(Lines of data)
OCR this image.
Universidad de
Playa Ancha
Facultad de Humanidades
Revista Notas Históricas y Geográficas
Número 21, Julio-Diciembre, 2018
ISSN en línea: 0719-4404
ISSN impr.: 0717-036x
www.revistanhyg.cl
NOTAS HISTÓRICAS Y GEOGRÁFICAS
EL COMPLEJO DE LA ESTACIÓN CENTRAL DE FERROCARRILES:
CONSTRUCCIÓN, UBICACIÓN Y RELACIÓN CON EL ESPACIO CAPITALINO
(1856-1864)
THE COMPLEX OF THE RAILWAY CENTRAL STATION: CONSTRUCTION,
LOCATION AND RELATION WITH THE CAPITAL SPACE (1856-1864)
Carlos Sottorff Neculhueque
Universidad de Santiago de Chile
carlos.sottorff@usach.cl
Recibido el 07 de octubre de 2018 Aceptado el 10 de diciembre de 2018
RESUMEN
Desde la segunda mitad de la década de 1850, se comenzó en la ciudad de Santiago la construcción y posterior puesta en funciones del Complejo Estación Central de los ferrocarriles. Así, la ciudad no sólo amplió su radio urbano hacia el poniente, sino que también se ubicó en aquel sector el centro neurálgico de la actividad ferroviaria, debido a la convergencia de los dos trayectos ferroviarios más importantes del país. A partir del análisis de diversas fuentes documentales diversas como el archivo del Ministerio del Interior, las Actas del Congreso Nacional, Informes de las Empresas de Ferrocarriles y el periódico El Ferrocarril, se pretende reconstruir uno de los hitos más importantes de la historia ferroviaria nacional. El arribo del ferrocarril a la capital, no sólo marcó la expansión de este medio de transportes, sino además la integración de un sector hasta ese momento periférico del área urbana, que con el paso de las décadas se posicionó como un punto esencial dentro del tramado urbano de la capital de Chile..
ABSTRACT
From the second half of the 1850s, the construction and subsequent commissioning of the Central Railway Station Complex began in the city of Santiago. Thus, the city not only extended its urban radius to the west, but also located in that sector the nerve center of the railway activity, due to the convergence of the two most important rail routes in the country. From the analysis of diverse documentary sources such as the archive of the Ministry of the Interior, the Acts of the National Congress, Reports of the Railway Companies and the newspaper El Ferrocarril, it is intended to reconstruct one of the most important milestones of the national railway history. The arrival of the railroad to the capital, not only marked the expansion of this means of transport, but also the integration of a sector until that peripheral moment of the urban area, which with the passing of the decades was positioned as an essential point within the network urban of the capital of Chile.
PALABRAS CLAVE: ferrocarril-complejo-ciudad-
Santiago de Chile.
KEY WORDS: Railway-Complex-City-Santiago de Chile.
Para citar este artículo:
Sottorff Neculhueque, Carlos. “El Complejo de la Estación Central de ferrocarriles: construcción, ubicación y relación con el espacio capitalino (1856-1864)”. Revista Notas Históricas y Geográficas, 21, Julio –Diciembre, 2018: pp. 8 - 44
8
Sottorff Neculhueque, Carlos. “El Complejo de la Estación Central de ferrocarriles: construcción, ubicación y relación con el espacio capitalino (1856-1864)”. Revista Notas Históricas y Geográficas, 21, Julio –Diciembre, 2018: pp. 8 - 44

▶ **Goal of the exercise**:
Repeat every entry exactly, please.

▶ **Solution to the exercise**:
OCR this image.
Universidad de
Playa Ancha
Facultad de Humanidades
Revista Notas Históricas y Geográficas
Número 21, Julio-Diciembre, 2018
ISSN en línea: 0719-4404
ISSN impr.: 0717-036x
www.revistanhyg.cl
NOTAS HISTÓRICAS Y GEOGRÁFICAS
EL COMPLEJO DE LA ESTACIÓN CENTRAL DE FERROCARRILES:
CONSTRUCCIÓN, UBICACIÓN Y RELACIÓN CON EL ESPACIO CAPITALINO
(1856-1864)
THE COMPLEX OF THE RAILWAY CENTRAL STATION: CONSTRUCTION,
LOCATION AND RELATION WITH THE CAPITAL SPACE (1856-1864)
Carlos Sottorff Neculhueque
Universidad de Santiago de Chile
carlos.sottorff@usach.cl
Recibido el 07 de octubre de 2018 Aceptado el 10 de diciembre de 2018
RESUMEN
Desde la segunda mitad de la década de 1850, se comenzó en la ciudad de Santiago la construcción y posterior puesta en funciones del Complejo Estación Central de los ferrocarriles. Así, la ciudad no sólo amplió su radio urbano hacia el poniente, sino que también se ubicó en aquel sector el centro neurálgico de la actividad ferroviaria, debido a la convergencia de los dos trayectos ferroviarios más importantes del país. A partir del análisis de diversas fuentes documentales diversas como el archivo del Ministerio del Interior, las Actas del Congreso Nacional, Informes de las Empresas de Ferrocarriles y el periódico El Ferrocarril, se pretende reconstruir uno de los hitos más importantes de la historia ferroviaria nacional. El arribo del ferrocarril a la capital, no sólo marcó la expansión de este medio de transportes, sino además la integración de un sector hasta ese momento periférico del área urbana, que con el paso de las décadas se posicionó como un punto esencial dentro del tramado urbano de la capital de Chile..
ABSTRACT
From the second half of the 1850s, the construction and subsequent commissioning of the Central Railway Station Complex began in the city of Santiago. Thus, the city not only extended its urban radius to the west, but also located in that sector the nerve center of the railway activity, due to the convergence of the two most important rail routes in the country. From the analysis of diverse documentary sources such as the archive of the Ministry of the Interior, the Acts of the National Congress, Reports of the Railway Companies and the newspaper El Ferrocarril, it is intended to reconstruct one of the most important milestones of the national railway history. The arrival of the railroad to the capital, not only marked the expansion of this means of transport, but also the integration of a sector until that peripheral moment of the urban area, which with the passing of the decades was positioned as an essential point within the network urban of the capital of Chile.
PALABRAS CLAVE: ferrocarril-complejo-ciudad-
Santiago de Chile.
KEY WORDS: Railway-Complex-City-Santiago de Chile.
Para citar este artículo:
Sottorff Neculhueque, Carlos. “El Complejo de la Estación Central de ferrocarriles: construcción, ubicación y relación con el espacio capitalino (1856-1864)”. Revista Notas Históricas y Geográficas, 21, Julio –Diciembre, 2018: pp. 8 - 44
8
Sottorff Neculhueque, Carlos. “El Complejo de la Estación Central de ferrocarriles: construcción, ubicación y relación con el espacio capitalino (1856-1864)”. Revista Notas Históricas y Geográficas, 21, Julio –Diciembre, 2018: pp. 8 - 44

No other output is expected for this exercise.